Starting with the first row and ending after the row that contains "text-line: que a lugar", write those rows out again with "catorze" changed to "catorce" and nothing else altered.

** start **

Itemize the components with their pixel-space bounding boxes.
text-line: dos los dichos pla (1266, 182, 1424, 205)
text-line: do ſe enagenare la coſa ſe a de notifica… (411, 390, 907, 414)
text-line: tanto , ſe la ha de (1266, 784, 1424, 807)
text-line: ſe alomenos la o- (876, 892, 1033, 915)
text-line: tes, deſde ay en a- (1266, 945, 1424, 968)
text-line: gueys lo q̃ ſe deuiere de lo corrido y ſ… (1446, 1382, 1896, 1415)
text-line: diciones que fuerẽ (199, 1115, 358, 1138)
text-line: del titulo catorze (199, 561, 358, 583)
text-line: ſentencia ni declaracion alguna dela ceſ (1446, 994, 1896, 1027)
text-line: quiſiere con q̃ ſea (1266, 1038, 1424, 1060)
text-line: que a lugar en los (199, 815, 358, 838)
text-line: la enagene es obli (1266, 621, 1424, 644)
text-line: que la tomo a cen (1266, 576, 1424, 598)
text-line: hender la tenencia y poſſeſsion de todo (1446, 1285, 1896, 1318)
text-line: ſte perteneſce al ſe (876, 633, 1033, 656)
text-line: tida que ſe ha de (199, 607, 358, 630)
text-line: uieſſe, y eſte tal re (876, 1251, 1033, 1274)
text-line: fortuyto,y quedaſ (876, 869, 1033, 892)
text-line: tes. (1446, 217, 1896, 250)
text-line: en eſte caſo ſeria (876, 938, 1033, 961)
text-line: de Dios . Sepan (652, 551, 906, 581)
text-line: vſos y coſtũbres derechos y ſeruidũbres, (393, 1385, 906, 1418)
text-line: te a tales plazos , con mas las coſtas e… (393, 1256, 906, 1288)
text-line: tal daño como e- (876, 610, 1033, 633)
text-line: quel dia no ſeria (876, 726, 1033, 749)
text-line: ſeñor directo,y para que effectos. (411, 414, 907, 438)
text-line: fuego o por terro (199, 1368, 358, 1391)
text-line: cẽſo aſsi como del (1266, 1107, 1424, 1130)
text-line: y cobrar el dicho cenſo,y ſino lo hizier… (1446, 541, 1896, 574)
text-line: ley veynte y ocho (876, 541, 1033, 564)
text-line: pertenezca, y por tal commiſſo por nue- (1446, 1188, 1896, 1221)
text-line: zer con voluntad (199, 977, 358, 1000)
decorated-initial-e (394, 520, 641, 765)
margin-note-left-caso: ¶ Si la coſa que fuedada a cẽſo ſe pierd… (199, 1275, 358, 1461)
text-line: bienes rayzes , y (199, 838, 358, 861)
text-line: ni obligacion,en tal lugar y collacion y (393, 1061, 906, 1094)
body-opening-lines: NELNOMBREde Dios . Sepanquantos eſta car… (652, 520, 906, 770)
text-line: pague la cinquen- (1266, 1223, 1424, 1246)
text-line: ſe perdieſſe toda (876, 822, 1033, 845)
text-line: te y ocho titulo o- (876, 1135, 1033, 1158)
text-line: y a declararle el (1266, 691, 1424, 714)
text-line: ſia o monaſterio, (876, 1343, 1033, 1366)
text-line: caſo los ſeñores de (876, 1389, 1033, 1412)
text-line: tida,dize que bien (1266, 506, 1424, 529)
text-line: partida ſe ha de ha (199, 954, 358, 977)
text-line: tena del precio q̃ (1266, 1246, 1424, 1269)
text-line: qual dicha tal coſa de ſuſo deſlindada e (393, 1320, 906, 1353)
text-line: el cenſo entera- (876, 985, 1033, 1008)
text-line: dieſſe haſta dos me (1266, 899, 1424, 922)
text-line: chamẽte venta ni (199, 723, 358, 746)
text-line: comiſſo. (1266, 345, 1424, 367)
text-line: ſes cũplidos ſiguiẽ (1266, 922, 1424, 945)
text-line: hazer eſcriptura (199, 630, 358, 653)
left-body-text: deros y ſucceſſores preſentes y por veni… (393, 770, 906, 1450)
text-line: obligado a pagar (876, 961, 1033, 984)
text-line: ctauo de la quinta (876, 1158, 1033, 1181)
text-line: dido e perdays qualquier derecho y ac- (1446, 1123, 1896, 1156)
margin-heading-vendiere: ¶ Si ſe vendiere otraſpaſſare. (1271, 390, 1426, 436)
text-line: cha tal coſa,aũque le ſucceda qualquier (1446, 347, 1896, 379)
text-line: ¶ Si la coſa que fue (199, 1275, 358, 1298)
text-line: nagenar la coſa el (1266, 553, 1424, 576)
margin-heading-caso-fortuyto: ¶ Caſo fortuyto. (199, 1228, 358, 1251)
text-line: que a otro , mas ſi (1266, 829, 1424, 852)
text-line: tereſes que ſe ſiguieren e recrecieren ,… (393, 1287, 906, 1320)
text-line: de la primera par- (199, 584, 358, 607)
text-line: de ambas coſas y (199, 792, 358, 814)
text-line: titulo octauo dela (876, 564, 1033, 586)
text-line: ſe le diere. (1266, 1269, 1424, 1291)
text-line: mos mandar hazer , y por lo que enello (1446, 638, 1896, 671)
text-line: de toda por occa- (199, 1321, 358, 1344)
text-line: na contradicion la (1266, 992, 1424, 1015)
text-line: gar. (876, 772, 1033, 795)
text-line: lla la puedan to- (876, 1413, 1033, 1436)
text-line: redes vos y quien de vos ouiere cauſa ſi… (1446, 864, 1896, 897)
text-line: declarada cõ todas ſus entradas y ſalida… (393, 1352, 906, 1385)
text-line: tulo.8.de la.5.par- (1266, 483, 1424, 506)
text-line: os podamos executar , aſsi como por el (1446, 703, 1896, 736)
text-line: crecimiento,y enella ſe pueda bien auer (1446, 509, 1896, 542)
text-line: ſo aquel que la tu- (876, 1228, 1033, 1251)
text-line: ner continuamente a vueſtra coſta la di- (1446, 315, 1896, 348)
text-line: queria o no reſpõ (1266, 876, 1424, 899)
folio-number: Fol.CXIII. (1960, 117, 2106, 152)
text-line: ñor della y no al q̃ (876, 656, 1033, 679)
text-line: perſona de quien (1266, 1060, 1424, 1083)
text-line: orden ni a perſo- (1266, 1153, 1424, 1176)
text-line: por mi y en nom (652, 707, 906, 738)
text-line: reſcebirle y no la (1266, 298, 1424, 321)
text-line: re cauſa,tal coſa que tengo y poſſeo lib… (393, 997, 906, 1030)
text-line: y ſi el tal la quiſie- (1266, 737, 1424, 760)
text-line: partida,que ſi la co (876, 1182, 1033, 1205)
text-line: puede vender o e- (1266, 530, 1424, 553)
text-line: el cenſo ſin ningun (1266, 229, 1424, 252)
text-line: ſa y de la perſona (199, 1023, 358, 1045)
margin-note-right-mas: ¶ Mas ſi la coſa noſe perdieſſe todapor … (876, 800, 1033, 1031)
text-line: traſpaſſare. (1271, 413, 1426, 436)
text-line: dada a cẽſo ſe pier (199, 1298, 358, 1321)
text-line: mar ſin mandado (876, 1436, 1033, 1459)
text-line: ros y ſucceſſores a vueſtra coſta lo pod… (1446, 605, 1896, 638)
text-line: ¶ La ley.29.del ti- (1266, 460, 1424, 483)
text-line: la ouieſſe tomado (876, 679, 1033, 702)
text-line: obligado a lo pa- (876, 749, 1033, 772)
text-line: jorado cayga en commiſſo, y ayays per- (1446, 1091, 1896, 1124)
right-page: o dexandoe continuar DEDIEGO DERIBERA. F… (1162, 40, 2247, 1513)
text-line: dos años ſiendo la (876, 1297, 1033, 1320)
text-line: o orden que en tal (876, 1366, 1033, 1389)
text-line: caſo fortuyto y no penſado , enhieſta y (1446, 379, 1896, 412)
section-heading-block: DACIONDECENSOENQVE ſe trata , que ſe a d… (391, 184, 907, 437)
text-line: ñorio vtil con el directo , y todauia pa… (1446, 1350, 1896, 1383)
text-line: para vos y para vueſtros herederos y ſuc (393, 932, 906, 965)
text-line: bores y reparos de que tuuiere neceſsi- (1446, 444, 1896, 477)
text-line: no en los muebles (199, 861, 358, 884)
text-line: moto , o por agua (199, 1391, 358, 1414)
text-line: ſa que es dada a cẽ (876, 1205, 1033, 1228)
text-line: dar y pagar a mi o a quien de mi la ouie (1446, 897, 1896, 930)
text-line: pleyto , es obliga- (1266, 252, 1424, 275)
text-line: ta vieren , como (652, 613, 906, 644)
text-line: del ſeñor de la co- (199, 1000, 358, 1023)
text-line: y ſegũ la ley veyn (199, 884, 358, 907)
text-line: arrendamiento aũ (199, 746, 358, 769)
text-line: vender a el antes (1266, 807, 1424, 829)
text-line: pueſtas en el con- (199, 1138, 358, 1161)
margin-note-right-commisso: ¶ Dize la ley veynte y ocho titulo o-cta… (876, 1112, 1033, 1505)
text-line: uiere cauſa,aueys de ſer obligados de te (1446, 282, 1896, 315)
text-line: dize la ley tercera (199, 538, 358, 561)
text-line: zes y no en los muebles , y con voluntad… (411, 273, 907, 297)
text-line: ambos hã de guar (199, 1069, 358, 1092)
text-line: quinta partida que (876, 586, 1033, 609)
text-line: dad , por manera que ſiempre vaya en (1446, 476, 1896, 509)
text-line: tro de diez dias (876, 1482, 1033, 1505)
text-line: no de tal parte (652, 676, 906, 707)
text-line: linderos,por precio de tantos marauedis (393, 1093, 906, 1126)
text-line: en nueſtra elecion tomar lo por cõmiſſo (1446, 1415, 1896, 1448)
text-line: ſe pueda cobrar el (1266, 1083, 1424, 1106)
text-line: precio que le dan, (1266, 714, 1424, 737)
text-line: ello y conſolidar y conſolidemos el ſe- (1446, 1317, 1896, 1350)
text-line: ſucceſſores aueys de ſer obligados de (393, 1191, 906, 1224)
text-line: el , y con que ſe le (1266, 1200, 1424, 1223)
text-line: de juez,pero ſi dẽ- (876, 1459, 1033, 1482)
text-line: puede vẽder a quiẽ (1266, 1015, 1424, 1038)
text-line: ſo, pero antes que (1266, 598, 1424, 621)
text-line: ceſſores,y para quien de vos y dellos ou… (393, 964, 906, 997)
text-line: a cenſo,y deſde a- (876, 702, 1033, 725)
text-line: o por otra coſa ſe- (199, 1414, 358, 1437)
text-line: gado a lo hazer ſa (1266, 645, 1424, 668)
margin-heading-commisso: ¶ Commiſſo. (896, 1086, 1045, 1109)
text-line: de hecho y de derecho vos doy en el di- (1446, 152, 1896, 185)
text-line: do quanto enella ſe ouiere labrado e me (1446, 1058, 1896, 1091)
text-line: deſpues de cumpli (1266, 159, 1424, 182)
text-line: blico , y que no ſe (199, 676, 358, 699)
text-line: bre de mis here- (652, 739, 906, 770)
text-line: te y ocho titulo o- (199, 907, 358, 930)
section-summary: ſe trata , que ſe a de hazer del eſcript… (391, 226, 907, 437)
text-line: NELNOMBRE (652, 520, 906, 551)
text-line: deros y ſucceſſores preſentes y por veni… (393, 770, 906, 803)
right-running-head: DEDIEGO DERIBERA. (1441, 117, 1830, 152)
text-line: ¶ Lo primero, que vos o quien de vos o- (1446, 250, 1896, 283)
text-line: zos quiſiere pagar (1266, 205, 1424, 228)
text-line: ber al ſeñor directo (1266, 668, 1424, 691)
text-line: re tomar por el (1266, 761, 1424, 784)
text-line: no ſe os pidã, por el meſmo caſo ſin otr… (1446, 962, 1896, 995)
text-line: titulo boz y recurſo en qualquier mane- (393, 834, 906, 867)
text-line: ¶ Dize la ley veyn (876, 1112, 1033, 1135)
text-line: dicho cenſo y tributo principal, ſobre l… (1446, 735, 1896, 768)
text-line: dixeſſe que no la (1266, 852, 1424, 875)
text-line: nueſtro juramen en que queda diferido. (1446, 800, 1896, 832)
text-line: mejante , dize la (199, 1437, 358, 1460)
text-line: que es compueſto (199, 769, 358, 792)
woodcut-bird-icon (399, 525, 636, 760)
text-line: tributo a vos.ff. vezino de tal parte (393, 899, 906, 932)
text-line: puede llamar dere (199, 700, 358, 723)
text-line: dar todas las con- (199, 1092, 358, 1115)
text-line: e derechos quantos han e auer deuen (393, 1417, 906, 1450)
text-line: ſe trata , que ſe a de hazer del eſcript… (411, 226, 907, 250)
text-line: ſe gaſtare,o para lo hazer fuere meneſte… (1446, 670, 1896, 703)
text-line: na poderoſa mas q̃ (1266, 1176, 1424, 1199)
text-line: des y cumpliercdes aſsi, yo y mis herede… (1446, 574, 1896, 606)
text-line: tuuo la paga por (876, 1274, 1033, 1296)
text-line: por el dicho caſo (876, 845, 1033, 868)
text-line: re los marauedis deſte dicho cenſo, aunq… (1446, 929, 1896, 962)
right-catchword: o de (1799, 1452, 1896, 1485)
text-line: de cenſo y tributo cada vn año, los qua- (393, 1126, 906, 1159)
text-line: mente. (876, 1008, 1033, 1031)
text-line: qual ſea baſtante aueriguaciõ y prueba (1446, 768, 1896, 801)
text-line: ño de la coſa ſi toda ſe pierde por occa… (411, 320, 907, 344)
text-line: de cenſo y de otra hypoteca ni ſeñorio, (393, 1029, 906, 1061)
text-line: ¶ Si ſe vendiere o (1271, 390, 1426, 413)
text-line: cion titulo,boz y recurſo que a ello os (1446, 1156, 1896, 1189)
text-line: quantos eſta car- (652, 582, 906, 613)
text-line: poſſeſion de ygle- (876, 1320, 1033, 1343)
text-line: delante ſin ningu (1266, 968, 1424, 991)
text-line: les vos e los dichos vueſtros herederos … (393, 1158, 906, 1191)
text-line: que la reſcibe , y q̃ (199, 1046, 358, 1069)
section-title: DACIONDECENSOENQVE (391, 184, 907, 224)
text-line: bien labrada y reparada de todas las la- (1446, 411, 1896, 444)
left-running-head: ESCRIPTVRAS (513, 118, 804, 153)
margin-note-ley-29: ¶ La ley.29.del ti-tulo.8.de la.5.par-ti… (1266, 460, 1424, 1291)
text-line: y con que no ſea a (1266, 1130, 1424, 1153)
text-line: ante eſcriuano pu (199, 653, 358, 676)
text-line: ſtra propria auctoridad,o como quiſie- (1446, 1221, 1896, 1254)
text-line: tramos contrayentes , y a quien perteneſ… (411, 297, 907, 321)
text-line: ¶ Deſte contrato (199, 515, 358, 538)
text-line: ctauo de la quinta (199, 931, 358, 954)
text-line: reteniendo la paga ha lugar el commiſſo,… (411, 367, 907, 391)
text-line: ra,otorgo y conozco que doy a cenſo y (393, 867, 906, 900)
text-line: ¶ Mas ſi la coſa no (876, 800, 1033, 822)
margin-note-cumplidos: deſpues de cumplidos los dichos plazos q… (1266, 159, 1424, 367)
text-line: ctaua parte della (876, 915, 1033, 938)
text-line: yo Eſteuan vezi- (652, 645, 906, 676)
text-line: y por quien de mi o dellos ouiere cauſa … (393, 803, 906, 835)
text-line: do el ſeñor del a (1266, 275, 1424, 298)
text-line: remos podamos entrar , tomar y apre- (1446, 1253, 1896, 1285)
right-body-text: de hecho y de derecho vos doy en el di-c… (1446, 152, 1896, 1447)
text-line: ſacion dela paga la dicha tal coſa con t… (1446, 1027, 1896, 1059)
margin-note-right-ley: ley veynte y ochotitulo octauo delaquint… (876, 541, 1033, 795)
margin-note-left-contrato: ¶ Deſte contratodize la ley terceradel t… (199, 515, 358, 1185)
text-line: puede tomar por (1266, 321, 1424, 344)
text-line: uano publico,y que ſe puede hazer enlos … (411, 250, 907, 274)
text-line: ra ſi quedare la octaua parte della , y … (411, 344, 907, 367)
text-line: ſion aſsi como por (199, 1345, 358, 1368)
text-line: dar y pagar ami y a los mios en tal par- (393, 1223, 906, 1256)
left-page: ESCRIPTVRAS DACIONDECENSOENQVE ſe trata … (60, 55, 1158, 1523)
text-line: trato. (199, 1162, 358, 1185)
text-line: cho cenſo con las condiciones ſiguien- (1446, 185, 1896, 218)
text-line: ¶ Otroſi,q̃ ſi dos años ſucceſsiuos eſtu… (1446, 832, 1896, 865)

** end **

ANSWER FOR THE TASK ::
Itemize the components with their pixel-space bounding boxes.
text-line: dos los dichos pla (1266, 182, 1424, 205)
text-line: do ſe enagenare la coſa ſe a de notifica… (411, 390, 907, 414)
text-line: tanto , ſe la ha de (1266, 784, 1424, 807)
text-line: ſe alomenos la o- (876, 892, 1033, 915)
text-line: tes, deſde ay en a- (1266, 945, 1424, 968)
text-line: gueys lo q̃ ſe deuiere de lo corrido y ſ… (1446, 1382, 1896, 1415)
text-line: diciones que fuerẽ (199, 1115, 358, 1138)
text-line: del titulo catorce (199, 561, 358, 583)
text-line: ſentencia ni declaracion alguna dela ceſ (1446, 994, 1896, 1027)
text-line: quiſiere con q̃ ſea (1266, 1038, 1424, 1060)
text-line: que a lugar en los (199, 815, 358, 838)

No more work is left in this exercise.